Excerpts from a figure dataset
-- -- --

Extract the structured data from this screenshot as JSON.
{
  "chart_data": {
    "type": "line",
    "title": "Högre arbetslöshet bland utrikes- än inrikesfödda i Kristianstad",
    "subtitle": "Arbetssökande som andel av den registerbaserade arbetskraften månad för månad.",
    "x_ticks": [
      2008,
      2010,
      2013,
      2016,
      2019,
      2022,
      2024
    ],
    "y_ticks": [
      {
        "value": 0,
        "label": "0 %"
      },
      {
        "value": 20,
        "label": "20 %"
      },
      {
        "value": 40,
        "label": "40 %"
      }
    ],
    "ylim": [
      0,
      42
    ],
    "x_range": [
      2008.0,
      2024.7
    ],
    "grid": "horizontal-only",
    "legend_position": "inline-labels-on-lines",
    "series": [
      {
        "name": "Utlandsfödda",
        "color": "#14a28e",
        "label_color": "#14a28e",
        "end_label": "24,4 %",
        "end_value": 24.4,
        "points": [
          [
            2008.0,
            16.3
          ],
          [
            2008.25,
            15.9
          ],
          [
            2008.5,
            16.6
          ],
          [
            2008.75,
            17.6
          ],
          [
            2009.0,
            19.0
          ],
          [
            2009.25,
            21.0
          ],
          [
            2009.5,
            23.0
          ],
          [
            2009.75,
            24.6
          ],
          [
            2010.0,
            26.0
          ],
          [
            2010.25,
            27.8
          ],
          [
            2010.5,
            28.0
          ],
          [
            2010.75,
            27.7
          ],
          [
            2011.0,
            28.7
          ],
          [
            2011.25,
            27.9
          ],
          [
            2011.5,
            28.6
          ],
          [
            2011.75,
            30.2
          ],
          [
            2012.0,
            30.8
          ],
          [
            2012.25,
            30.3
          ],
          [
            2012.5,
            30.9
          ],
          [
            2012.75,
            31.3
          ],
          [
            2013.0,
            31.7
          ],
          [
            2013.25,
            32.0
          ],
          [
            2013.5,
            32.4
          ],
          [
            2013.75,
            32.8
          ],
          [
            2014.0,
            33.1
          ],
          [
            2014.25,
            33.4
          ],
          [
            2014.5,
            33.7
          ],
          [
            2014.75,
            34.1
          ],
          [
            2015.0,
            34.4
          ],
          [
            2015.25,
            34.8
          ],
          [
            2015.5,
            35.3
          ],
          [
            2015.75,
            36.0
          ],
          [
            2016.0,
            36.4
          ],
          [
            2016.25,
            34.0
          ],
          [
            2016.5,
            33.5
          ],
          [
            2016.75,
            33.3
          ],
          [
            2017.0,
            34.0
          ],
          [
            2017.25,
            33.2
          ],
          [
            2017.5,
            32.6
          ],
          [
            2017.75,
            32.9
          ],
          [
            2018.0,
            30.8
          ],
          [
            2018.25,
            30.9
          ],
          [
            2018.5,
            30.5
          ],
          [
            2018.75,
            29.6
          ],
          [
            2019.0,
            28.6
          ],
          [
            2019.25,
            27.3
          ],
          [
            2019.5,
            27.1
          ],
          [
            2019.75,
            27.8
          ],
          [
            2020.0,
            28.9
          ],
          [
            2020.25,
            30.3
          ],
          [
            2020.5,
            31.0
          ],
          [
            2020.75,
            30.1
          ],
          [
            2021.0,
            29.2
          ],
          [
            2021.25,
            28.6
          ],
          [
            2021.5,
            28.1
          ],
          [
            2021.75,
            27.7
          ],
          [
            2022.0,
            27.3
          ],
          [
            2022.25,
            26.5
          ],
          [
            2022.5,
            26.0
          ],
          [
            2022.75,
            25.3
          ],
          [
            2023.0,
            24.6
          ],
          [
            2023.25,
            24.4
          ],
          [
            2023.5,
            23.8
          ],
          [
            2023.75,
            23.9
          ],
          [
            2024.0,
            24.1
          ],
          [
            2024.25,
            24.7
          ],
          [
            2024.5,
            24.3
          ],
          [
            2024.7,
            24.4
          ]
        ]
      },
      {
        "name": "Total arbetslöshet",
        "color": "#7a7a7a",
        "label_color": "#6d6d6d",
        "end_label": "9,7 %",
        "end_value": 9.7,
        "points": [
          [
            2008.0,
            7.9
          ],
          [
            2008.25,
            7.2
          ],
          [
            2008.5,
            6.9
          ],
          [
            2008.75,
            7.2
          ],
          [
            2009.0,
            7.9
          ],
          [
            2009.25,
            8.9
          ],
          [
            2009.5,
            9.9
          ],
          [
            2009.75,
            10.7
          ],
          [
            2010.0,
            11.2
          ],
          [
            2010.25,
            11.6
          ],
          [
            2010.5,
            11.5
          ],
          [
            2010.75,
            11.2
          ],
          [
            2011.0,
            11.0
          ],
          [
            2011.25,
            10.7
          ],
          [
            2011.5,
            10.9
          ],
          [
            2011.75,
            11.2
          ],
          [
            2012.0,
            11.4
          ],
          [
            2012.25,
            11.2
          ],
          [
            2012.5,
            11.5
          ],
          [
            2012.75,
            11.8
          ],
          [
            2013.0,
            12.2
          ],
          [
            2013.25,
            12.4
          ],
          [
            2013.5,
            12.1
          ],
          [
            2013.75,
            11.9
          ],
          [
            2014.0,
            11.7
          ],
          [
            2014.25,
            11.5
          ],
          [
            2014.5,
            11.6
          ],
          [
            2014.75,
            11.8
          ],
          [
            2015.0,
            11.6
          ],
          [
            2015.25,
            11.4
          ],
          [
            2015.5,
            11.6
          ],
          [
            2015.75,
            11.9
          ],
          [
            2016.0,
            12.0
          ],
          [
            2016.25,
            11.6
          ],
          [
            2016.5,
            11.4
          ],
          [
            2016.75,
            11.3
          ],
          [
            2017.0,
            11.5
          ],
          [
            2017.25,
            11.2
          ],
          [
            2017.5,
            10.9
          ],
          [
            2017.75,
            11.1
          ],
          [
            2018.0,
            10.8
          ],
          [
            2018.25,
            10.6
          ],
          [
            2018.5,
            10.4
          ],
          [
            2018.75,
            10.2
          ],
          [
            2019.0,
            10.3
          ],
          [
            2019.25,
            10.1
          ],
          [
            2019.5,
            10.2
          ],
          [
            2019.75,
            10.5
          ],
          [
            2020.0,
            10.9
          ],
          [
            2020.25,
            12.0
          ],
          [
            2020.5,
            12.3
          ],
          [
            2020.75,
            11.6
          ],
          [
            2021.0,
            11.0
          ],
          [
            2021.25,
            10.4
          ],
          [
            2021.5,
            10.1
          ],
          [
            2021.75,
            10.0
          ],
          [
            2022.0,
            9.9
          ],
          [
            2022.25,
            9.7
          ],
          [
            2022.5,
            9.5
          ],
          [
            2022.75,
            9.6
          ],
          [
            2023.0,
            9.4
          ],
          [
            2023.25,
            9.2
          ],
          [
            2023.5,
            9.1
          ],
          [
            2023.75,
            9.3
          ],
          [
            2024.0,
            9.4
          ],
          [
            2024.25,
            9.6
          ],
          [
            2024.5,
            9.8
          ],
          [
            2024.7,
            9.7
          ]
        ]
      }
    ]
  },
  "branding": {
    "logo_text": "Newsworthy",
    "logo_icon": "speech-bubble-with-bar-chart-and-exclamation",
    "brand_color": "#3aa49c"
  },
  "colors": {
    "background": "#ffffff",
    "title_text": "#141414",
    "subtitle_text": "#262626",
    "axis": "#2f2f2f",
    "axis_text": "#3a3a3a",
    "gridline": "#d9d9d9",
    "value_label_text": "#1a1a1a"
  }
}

-- -- --

What the exercise asks — Collect the complete line wherever the string "name" appears in the records.

Completed task —
        "name": "Utlandsfödda",
        "name": "Total arbetslöshet",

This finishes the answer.